課題 A =
本文のうち、「個食化などでクリスマスを中心」から「のか。大手3社に聞いた――。」までを一字も変えずに書き写してください。
課題 B =
本文によると、クリスマスを中心とした催事ケーキの2017年の市場規模はいくらですか。

本文 =
■ ■ ■ ■ ■
個食化などでクリスマスを中心とした「催事ケーキ」の市場が縮小している。だが一方でコンビニではクリスマスケーキの売り上げが伸び続けている。このうちローソンでは高価格帯のケーキが好調で、1万円のケーキはすでに完売したという。なぜコンビニでクリスマスケーキが売れるのか。どんな人が買っているのか。大手3社に聞いた――。

クリスマスケーキの予約注文は増えている

コンビニのクリスマス商戦が、早くもラストスパートを迎えている。聖夜を盛り上げるクリスマスケーキのカタログ予約注文が、12月17~19日ごろに終了するからだ。「チキンと合わせてケーキの予約どうですかー」と、店員たちの声も高まっている。

ただ、クリスマスを中心とした催事ケーキの2017年の市場規模は596億5000万円で前年比97.5%(2017年・富士経済調べ)と、ここのところ縮小傾向にある。世帯人数が減って小さめのケーキが好まれるようになった、ふだんからケーキを食べ慣れた消費者が増えた、 “ハレの日需要”が薄れたなど、催事ケーキ市場が縮小した理由はいろいろと考えられる。

にもかかわらず、「クリスマスケーキの予約注文は伸長しています」と話すのは、セブン‐イレブン(以下セブン)・スイーツ開発担当の櫻井宏子さんだ。ローソンやファミリーマート(以下ファミマ)にも聞いたが、答えは同じだった。

なぜ逆境の中、コンビニのクリスマスケーキは売れているのか。大手3社が仕掛けた戦略から、クリスマスケーキのトレンドを考察したい。
■ ■ ■ ■ ■
データ一覧 =
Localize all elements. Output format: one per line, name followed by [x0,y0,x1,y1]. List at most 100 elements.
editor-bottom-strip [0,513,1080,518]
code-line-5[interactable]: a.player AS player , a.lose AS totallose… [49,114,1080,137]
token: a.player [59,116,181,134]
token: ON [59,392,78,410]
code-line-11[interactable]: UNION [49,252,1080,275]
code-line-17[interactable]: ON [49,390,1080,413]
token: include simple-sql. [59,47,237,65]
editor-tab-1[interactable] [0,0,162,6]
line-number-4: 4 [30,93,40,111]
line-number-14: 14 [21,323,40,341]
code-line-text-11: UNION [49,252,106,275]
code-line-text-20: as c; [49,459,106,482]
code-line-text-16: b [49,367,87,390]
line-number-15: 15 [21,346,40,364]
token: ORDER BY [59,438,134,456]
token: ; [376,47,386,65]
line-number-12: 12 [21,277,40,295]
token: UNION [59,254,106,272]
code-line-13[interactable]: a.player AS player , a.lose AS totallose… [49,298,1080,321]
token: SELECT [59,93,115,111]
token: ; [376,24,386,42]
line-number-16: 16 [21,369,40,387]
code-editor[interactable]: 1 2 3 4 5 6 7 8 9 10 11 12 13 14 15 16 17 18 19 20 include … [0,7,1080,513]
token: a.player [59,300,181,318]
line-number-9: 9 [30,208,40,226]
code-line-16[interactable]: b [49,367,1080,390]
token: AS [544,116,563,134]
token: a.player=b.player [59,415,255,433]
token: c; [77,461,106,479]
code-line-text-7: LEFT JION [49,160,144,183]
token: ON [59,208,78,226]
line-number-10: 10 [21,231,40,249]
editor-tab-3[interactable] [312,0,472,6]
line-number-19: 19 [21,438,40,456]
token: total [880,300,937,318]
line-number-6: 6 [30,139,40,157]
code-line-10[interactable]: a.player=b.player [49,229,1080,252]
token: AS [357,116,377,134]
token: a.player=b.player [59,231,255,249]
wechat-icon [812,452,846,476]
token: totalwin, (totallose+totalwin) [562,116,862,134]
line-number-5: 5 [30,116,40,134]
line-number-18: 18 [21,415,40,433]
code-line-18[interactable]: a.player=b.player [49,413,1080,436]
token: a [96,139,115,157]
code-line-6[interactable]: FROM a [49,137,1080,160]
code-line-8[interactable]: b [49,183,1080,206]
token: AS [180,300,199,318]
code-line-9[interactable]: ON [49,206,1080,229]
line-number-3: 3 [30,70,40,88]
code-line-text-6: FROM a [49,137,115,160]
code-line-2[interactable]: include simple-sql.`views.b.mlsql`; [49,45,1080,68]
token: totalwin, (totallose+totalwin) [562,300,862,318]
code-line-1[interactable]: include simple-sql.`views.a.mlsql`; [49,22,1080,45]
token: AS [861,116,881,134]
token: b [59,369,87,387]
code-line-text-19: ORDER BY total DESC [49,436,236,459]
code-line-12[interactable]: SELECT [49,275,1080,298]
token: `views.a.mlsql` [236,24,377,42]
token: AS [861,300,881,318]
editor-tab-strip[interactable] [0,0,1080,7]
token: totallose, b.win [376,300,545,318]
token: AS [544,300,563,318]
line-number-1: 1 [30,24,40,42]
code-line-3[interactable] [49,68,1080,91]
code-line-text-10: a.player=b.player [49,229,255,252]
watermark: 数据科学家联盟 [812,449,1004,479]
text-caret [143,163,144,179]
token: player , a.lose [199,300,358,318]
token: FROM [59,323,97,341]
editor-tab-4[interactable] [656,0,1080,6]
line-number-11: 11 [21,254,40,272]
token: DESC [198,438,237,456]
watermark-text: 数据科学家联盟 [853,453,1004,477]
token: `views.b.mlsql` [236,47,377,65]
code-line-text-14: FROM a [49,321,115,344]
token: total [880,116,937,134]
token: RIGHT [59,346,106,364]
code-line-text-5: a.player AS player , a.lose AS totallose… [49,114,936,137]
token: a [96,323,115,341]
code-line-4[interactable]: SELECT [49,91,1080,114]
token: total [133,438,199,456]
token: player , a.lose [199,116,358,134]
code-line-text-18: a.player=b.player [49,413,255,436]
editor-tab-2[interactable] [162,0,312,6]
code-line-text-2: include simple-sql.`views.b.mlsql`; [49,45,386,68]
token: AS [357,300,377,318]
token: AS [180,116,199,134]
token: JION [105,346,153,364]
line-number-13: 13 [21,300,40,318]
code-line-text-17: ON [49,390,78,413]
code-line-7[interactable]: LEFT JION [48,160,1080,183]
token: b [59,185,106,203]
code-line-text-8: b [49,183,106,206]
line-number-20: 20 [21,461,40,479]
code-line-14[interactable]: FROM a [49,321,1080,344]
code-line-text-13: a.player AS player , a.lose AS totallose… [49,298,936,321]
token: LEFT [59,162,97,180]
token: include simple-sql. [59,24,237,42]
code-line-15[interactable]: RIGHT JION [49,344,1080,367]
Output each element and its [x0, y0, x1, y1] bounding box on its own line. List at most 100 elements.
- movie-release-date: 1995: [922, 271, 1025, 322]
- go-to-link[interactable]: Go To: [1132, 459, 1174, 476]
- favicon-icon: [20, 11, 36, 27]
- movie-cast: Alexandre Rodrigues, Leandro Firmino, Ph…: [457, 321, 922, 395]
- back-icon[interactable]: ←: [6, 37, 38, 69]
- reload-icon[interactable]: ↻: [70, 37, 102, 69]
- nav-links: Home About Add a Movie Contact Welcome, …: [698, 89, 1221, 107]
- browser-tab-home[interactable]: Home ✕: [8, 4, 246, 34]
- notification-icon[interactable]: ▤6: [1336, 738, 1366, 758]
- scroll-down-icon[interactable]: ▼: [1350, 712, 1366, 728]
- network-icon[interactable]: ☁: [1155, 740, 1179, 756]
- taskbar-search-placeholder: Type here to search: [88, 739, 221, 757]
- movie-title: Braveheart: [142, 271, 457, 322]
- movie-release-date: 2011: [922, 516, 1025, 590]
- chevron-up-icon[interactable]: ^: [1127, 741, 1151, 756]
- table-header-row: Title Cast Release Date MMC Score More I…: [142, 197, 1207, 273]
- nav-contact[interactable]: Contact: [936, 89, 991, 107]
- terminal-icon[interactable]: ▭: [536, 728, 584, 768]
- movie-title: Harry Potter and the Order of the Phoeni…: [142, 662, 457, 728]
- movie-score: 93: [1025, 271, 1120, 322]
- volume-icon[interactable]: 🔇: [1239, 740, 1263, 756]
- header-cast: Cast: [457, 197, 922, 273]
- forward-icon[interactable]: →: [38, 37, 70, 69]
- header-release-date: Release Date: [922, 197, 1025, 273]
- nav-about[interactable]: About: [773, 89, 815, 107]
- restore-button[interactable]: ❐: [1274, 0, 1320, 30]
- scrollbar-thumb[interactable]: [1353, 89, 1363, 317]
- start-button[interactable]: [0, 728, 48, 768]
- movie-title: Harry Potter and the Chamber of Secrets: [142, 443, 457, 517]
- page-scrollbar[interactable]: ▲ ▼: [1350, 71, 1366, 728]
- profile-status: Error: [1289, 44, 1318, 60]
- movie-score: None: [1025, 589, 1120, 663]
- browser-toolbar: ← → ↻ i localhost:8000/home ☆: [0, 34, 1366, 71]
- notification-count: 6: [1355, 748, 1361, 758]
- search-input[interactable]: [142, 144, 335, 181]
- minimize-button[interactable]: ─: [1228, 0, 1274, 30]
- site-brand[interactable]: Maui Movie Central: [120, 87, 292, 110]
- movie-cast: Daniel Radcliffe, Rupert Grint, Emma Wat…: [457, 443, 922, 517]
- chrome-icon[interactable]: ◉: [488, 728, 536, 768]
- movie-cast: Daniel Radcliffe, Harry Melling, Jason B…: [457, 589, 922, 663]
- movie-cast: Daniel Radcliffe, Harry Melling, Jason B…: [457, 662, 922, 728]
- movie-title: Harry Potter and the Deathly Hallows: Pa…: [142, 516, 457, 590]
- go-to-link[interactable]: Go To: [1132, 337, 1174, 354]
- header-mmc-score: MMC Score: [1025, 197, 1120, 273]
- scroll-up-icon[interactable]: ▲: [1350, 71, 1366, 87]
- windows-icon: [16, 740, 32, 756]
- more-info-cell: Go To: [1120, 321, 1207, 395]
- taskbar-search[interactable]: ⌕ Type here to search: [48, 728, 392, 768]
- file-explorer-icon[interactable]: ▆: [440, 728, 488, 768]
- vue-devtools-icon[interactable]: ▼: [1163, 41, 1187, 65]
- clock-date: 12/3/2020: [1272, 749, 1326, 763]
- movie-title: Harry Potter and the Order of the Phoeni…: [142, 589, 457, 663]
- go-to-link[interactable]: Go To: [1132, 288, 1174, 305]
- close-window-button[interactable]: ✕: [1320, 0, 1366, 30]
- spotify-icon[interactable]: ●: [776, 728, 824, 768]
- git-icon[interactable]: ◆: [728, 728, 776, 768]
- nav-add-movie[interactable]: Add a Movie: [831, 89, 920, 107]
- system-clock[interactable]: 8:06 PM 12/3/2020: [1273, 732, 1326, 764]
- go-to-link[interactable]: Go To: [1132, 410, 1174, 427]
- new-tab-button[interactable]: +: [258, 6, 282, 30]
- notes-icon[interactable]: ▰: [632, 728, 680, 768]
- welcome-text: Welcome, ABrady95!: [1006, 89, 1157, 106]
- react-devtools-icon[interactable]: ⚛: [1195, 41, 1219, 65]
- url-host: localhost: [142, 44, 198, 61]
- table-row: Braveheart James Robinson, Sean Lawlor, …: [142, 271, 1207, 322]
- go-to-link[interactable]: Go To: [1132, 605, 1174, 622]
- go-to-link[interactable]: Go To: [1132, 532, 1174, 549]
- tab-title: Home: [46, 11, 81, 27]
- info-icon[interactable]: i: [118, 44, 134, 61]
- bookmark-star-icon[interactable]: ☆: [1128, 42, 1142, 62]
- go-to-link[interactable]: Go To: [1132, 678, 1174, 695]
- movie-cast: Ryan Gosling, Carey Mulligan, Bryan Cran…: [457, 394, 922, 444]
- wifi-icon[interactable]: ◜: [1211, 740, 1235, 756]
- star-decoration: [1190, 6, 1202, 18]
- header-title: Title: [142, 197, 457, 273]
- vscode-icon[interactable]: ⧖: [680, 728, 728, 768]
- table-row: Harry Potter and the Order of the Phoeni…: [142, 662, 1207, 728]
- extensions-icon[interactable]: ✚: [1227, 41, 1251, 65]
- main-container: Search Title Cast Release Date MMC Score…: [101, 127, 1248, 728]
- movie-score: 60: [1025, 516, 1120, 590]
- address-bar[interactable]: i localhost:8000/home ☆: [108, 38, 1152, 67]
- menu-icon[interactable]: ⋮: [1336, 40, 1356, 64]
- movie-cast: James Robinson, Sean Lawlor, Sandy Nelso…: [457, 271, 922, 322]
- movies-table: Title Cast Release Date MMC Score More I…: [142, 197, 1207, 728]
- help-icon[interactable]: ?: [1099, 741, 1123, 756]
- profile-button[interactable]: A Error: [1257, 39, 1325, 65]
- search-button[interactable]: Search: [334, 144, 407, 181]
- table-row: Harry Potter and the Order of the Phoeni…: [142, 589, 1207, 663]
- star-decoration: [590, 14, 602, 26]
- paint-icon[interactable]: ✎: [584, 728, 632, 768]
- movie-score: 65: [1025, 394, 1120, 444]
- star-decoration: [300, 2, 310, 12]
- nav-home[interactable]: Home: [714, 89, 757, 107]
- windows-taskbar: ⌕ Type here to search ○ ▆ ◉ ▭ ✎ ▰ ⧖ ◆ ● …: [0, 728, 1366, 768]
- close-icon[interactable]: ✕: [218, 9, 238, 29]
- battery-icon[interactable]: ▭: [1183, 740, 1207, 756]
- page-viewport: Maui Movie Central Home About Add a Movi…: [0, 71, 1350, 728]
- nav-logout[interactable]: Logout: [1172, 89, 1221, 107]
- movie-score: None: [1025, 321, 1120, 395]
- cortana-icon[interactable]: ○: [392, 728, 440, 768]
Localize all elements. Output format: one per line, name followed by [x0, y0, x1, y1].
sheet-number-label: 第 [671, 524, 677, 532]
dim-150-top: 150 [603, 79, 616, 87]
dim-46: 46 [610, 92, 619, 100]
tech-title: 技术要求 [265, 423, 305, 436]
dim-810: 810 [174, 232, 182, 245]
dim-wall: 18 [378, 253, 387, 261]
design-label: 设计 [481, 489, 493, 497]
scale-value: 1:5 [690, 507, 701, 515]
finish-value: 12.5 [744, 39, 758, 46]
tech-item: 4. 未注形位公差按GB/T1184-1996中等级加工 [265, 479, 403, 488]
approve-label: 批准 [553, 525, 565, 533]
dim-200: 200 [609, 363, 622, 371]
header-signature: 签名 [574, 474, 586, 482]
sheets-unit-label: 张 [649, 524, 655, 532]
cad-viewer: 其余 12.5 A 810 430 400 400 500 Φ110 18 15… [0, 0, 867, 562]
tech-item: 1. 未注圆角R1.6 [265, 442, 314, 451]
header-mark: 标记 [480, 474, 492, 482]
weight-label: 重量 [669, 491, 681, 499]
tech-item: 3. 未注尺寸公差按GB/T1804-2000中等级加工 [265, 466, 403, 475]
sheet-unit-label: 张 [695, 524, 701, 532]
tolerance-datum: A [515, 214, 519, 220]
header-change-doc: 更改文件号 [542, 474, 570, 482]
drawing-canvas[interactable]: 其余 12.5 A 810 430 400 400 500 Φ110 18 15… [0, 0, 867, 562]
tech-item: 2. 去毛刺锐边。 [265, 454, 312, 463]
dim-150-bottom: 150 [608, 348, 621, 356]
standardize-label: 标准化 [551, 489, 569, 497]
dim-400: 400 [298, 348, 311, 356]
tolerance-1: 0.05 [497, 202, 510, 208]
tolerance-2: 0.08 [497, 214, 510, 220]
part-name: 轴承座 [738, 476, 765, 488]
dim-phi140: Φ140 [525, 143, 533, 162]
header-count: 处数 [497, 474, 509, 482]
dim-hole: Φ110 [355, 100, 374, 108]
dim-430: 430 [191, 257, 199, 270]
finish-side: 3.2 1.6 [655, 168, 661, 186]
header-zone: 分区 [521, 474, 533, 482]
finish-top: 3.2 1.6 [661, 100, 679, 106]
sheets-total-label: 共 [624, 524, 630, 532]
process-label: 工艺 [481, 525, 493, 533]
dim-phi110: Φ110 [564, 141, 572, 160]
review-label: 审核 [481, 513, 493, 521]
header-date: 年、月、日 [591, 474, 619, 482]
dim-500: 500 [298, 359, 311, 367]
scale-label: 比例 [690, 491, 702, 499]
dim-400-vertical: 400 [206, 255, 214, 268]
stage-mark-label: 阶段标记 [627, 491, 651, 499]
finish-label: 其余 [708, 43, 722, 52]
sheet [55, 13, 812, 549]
■ ■ ■ ■ ■
解答 A =
個食化などでクリスマスを中心とした「催事ケーキ」の市場が縮小している。だが一方でコンビニではクリスマスケーキの売り上げが伸び続けている。このうちローソンでは高価格帯のケーキが好調で、1万円のケーキはすでに完売したという。なぜコンビニでクリスマスケーキが売れるのか。どんな人が買っているのか。大手3社に聞いた――。

解答 B =
596億5000万円です。